## OBJECTIVE
Leave out the pictures and repeat everything else in the records exactly.

- - - - - - -

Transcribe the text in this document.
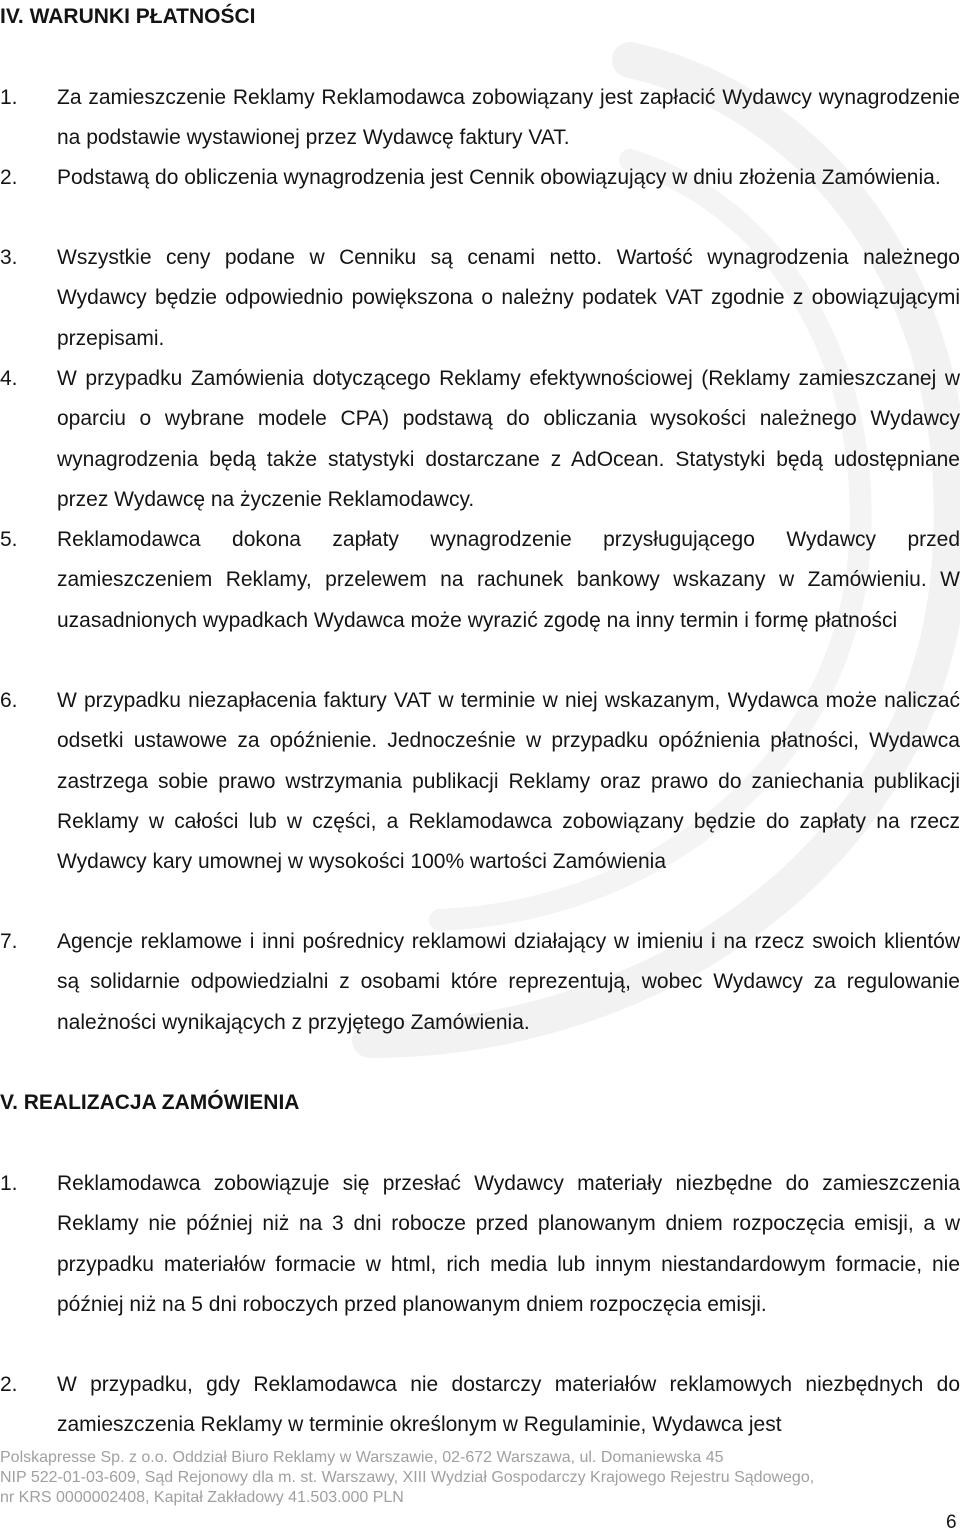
IV. WARUNKI PŁATNOŚCI
1.	Za zamieszczenie Reklamy Reklamodawca zobowiązany jest zapłacić Wydawcy wynagrodzenie na podstawie wystawionej przez Wydawcę faktury VAT.
2.	Podstawą do obliczenia wynagrodzenia jest Cennik obowiązujący w dniu złożenia Zamówienia.
3.	Wszystkie ceny podane w Cenniku są cenami netto. Wartość wynagrodzenia należnego Wydawcy będzie odpowiednio powiększona o należny podatek VAT zgodnie z obowiązującymi przepisami.
4.	W przypadku Zamówienia dotyczącego Reklamy efektywnościowej (Reklamy zamieszczanej w oparciu o wybrane modele CPA) podstawą do obliczania wysokości należnego Wydawcy wynagrodzenia będą także statystyki dostarczane z AdOcean. Statystyki będą udostępniane przez Wydawcę na życzenie Reklamodawcy.
5.	Reklamodawca dokona zapłaty wynagrodzenie przysługującego Wydawcy przed zamieszczeniem Reklamy, przelewem na rachunek bankowy wskazany w Zamówieniu. W uzasadnionych wypadkach Wydawca może wyrazić zgodę na inny termin i formę płatności
6.	W przypadku niezapłacenia faktury VAT w terminie w niej wskazanym, Wydawca może naliczać odsetki ustawowe za opóźnienie. Jednocześnie w przypadku opóźnienia płatności, Wydawca zastrzega sobie prawo wstrzymania publikacji Reklamy oraz prawo do zaniechania publikacji Reklamy w całości lub w części, a Reklamodawca zobowiązany będzie do zapłaty na rzecz Wydawcy kary umownej w wysokości 100% wartości Zamówienia
7.	Agencje reklamowe i inni pośrednicy reklamowi działający w imieniu i na rzecz swoich klientów są solidarnie odpowiedzialni z osobami które reprezentują, wobec Wydawcy za regulowanie należności wynikających z przyjętego Zamówienia.
V. REALIZACJA ZAMÓWIENIA
1.	Reklamodawca zobowiązuje się przesłać Wydawcy materiały niezbędne do zamieszczenia Reklamy nie później niż na 3 dni robocze przed planowanym dniem rozpoczęcia emisji, a w przypadku materiałów formacie w html, rich media lub innym niestandardowym formacie, nie później niż na 5 dni roboczych przed planowanym dniem rozpoczęcia emisji.
2.	W przypadku, gdy Reklamodawca nie dostarczy materiałów reklamowych niezbędnych do zamieszczenia Reklamy w terminie określonym w Regulaminie, Wydawca jest
Polskapresse Sp. z o.o. Oddział Biuro Reklamy w Warszawie, 02-672 Warszawa, ul. Domaniewska 45
NIP 522-01-03-609, Sąd Rejonowy dla m. st. Warszawy, XIII Wydział Gospodarczy Krajowego Rejestru Sądowego,
nr KRS 0000002408, Kapitał Zakładowy 41.503.000 PLN
6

- - - - - - -

## RESPONSE BELOW
Transcribe the text in this document.
IV. WARUNKI PŁATNOŚCI
1.	Za zamieszczenie Reklamy Reklamodawca zobowiązany jest zapłacić Wydawcy wynagrodzenie na podstawie wystawionej przez Wydawcę faktury VAT.
2.	Podstawą do obliczenia wynagrodzenia jest Cennik obowiązujący w dniu złożenia Zamówienia.
3.	Wszystkie ceny podane w Cenniku są cenami netto. Wartość wynagrodzenia należnego Wydawcy będzie odpowiednio powiększona o należny podatek VAT zgodnie z obowiązującymi przepisami.
4.	W przypadku Zamówienia dotyczącego Reklamy efektywnościowej (Reklamy zamieszczanej w oparciu o wybrane modele CPA) podstawą do obliczania wysokości należnego Wydawcy wynagrodzenia będą także statystyki dostarczane z AdOcean. Statystyki będą udostępniane przez Wydawcę na życzenie Reklamodawcy.
5.	Reklamodawca dokona zapłaty wynagrodzenie przysługującego Wydawcy przed zamieszczeniem Reklamy, przelewem na rachunek bankowy wskazany w Zamówieniu. W uzasadnionych wypadkach Wydawca może wyrazić zgodę na inny termin i formę płatności
6.	W przypadku niezapłacenia faktury VAT w terminie w niej wskazanym, Wydawca może naliczać odsetki ustawowe za opóźnienie. Jednocześnie w przypadku opóźnienia płatności, Wydawca zastrzega sobie prawo wstrzymania publikacji Reklamy oraz prawo do zaniechania publikacji Reklamy w całości lub w części, a Reklamodawca zobowiązany będzie do zapłaty na rzecz Wydawcy kary umownej w wysokości 100% wartości Zamówienia
7.	Agencje reklamowe i inni pośrednicy reklamowi działający w imieniu i na rzecz swoich klientów są solidarnie odpowiedzialni z osobami które reprezentują, wobec Wydawcy za regulowanie należności wynikających z przyjętego Zamówienia.
V. REALIZACJA ZAMÓWIENIA
1.	Reklamodawca zobowiązuje się przesłać Wydawcy materiały niezbędne do zamieszczenia Reklamy nie później niż na 3 dni robocze przed planowanym dniem rozpoczęcia emisji, a w przypadku materiałów formacie w html, rich media lub innym niestandardowym formacie, nie później niż na 5 dni roboczych przed planowanym dniem rozpoczęcia emisji.
2.	W przypadku, gdy Reklamodawca nie dostarczy materiałów reklamowych niezbędnych do zamieszczenia Reklamy w terminie określonym w Regulaminie, Wydawca jest
Polskapresse Sp. z o.o. Oddział Biuro Reklamy w Warszawie, 02-672 Warszawa, ul. Domaniewska 45
NIP 522-01-03-609, Sąd Rejonowy dla m. st. Warszawy, XIII Wydział Gospodarczy Krajowego Rejestru Sądowego,
nr KRS 0000002408, Kapitał Zakładowy 41.503.000 PLN
6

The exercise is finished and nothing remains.